* [Rows from a dataset]
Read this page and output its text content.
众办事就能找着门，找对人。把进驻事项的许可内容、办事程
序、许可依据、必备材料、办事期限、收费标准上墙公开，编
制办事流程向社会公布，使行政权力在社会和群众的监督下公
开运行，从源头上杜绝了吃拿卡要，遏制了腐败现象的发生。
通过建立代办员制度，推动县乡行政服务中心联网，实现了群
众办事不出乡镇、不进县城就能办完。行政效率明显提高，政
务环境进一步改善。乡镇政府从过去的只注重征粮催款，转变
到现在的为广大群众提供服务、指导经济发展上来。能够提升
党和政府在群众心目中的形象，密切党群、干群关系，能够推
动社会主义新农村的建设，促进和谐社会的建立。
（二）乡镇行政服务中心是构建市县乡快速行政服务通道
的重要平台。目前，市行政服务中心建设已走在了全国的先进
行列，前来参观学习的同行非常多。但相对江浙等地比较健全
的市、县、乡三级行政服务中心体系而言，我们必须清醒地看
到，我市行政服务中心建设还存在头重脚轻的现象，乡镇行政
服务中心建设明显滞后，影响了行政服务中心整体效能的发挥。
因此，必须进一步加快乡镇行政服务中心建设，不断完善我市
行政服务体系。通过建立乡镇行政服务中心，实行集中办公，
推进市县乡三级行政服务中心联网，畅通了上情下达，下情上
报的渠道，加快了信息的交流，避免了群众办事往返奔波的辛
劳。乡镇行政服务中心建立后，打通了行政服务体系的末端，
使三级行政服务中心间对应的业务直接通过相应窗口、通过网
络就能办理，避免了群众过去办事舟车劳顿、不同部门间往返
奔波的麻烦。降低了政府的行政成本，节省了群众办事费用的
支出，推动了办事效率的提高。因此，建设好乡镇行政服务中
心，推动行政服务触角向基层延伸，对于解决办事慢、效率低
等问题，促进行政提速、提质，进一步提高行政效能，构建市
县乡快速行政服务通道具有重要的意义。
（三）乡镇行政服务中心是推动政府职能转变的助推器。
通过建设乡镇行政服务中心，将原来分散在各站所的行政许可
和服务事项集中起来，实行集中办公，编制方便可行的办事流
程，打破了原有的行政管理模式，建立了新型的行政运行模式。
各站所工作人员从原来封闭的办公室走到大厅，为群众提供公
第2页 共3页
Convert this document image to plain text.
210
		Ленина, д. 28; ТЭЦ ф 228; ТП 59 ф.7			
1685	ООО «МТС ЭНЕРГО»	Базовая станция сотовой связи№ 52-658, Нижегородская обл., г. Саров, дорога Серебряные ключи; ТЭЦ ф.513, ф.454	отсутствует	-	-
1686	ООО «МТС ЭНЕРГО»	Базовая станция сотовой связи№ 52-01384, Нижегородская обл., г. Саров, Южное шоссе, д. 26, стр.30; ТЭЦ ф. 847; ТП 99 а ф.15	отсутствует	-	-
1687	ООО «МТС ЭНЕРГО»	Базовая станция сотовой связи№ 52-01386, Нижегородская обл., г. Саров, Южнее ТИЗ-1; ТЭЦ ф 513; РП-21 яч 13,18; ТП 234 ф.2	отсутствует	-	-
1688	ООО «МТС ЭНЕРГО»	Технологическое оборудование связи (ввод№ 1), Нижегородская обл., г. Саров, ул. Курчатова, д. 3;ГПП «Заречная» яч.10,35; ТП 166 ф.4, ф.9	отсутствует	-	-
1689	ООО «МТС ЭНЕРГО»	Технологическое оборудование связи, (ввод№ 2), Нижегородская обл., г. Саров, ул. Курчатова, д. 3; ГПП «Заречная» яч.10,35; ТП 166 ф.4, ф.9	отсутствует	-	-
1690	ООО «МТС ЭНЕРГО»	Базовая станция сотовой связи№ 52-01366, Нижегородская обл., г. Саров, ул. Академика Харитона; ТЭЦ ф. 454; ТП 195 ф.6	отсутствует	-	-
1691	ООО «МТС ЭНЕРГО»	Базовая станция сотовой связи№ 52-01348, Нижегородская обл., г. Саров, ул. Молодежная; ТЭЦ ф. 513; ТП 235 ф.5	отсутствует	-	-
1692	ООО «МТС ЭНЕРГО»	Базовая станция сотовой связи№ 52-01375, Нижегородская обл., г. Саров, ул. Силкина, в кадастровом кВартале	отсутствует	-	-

* [What is required]
Report each line of the material above where the word "Курчатова" appears.

* [Exercise result]
1688	ООО «МТС ЭНЕРГО»	Технологическое оборудование связи (ввод№ 1), Нижегородская обл., г. Саров, ул. Курчатова, д. 3;ГПП «Заречная» яч.10,35; ТП 166 ф.4, ф.9	отсутствует	-	-
1689	ООО «МТС ЭНЕРГО»	Технологическое оборудование связи, (ввод№ 2), Нижегородская обл., г. Саров, ул. Курчатова, д. 3; ГПП «Заречная» яч.10,35; ТП 166 ф.4, ф.9	отсутствует	-	-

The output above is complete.